→ SUPPLIED ENTRIES:
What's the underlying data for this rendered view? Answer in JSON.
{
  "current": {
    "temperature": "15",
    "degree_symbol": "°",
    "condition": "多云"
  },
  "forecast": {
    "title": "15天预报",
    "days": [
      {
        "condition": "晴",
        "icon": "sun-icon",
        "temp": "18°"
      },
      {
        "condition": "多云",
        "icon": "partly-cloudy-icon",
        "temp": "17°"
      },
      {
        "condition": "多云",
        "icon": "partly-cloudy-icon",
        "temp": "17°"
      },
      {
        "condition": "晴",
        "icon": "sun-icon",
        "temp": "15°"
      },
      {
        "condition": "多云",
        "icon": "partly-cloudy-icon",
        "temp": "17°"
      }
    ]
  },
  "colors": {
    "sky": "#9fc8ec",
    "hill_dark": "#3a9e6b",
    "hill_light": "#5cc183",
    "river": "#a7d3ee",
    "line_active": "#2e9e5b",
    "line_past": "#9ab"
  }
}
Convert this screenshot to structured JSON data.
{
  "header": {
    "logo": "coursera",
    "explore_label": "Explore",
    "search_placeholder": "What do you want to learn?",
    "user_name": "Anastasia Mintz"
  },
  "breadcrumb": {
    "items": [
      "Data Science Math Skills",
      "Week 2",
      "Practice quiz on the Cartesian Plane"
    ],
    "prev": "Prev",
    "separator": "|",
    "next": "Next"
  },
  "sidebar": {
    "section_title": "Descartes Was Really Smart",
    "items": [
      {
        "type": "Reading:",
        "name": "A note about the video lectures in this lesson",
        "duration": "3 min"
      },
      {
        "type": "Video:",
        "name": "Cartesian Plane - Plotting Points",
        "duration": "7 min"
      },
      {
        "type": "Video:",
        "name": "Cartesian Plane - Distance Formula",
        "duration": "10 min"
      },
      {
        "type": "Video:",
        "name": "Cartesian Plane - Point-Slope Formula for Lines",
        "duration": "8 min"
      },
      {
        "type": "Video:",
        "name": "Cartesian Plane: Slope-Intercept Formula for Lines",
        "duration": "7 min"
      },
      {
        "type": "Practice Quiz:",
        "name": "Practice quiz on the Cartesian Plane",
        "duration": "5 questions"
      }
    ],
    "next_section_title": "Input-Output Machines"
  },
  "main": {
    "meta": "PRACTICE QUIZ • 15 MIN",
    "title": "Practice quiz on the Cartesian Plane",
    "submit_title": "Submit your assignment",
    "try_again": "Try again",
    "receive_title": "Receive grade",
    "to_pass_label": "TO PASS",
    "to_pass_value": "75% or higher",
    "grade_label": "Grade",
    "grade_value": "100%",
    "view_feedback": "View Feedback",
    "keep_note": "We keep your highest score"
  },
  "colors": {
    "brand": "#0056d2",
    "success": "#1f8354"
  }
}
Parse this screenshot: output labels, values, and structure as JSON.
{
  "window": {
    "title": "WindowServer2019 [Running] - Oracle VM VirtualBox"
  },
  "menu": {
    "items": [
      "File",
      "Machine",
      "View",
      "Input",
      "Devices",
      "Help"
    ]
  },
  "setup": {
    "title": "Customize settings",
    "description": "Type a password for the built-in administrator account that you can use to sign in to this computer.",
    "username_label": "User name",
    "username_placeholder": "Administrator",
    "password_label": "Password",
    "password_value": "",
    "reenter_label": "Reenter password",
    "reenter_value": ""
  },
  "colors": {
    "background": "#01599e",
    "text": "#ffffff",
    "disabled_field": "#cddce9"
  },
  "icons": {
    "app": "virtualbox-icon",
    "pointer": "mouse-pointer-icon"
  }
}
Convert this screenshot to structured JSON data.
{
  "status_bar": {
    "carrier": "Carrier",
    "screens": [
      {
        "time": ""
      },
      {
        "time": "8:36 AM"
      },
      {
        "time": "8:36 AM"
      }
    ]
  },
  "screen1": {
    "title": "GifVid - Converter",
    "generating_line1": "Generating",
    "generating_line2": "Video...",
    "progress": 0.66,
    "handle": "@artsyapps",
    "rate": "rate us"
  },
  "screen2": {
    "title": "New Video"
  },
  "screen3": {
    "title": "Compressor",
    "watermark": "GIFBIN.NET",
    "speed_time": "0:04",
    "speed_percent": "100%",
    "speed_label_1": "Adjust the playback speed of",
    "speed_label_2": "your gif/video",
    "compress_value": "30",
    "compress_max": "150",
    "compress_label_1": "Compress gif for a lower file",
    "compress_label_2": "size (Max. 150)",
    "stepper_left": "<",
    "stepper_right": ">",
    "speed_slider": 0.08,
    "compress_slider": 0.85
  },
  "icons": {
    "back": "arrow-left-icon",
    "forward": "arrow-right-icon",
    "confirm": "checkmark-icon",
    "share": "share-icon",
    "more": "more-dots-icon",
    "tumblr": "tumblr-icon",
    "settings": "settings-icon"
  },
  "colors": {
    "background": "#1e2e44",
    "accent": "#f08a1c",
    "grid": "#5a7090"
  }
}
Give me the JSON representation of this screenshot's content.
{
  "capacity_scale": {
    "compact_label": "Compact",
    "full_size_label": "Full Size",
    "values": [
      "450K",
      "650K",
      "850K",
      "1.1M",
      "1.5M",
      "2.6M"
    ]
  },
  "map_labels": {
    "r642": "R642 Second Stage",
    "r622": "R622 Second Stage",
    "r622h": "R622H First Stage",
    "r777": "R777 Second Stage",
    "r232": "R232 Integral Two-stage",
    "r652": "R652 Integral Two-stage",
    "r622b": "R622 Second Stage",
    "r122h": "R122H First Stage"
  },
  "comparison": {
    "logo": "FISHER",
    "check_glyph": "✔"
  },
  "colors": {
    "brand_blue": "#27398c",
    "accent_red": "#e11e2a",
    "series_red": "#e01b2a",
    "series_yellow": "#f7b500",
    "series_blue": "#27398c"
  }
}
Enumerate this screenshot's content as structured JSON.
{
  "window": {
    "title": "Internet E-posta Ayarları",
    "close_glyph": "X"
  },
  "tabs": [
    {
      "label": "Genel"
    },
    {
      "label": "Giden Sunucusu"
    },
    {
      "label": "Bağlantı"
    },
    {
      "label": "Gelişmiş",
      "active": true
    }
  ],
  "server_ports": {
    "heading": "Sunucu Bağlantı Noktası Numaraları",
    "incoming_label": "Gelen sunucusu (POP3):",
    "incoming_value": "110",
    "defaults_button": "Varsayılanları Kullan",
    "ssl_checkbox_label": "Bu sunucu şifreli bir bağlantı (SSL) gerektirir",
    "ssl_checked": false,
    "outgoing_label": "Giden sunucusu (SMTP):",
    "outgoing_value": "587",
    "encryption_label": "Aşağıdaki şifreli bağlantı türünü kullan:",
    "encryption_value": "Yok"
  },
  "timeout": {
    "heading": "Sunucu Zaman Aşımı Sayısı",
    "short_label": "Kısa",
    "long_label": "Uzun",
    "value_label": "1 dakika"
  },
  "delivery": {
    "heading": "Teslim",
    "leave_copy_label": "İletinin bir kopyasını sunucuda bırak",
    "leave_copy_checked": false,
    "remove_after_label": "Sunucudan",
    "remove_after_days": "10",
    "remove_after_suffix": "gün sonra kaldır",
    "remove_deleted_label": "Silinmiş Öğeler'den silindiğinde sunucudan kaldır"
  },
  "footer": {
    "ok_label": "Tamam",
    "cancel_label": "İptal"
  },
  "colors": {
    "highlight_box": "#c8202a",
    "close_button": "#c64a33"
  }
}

→ WRITTEN INSTRUCTION:
Transcribe exactly the line containing "Enumerate this screenshot's" and all remaining lines of the material, ending with the last one.

→ OUTPUT OF THE EXERCISE:
Enumerate this screenshot's content as structured JSON.
{
  "window": {
    "title": "Internet E-posta Ayarları",
    "close_glyph": "X"
  },
  "tabs": [
    {
      "label": "Genel"
    },
    {
      "label": "Giden Sunucusu"
    },
    {
      "label": "Bağlantı"
    },
    {
      "label": "Gelişmiş",
      "active": true
    }
  ],
  "server_ports": {
    "heading": "Sunucu Bağlantı Noktası Numaraları",
    "incoming_label": "Gelen sunucusu (POP3):",
    "incoming_value": "110",
    "defaults_button": "Varsayılanları Kullan",
    "ssl_checkbox_label": "Bu sunucu şifreli bir bağlantı (SSL) gerektirir",
    "ssl_checked": false,
    "outgoing_label": "Giden sunucusu (SMTP):",
    "outgoing_value": "587",
    "encryption_label": "Aşağıdaki şifreli bağlantı türünü kullan:",
    "encryption_value": "Yok"
  },
  "timeout": {
    "heading": "Sunucu Zaman Aşımı Sayısı",
    "short_label": "Kısa",
    "long_label": "Uzun",
    "value_label": "1 dakika"
  },
  "delivery": {
    "heading": "Teslim",
    "leave_copy_label": "İletinin bir kopyasını sunucuda bırak",
    "leave_copy_checked": false,
    "remove_after_label": "Sunucudan",
    "remove_after_days": "10",
    "remove_after_suffix": "gün sonra kaldır",
    "remove_deleted_label": "Silinmiş Öğeler'den silindiğinde sunucudan kaldır"
  },
  "footer": {
    "ok_label": "Tamam",
    "cancel_label": "İptal"
  },
  "colors": {
    "highlight_box": "#c8202a",
    "close_button": "#c64a33"
  }
}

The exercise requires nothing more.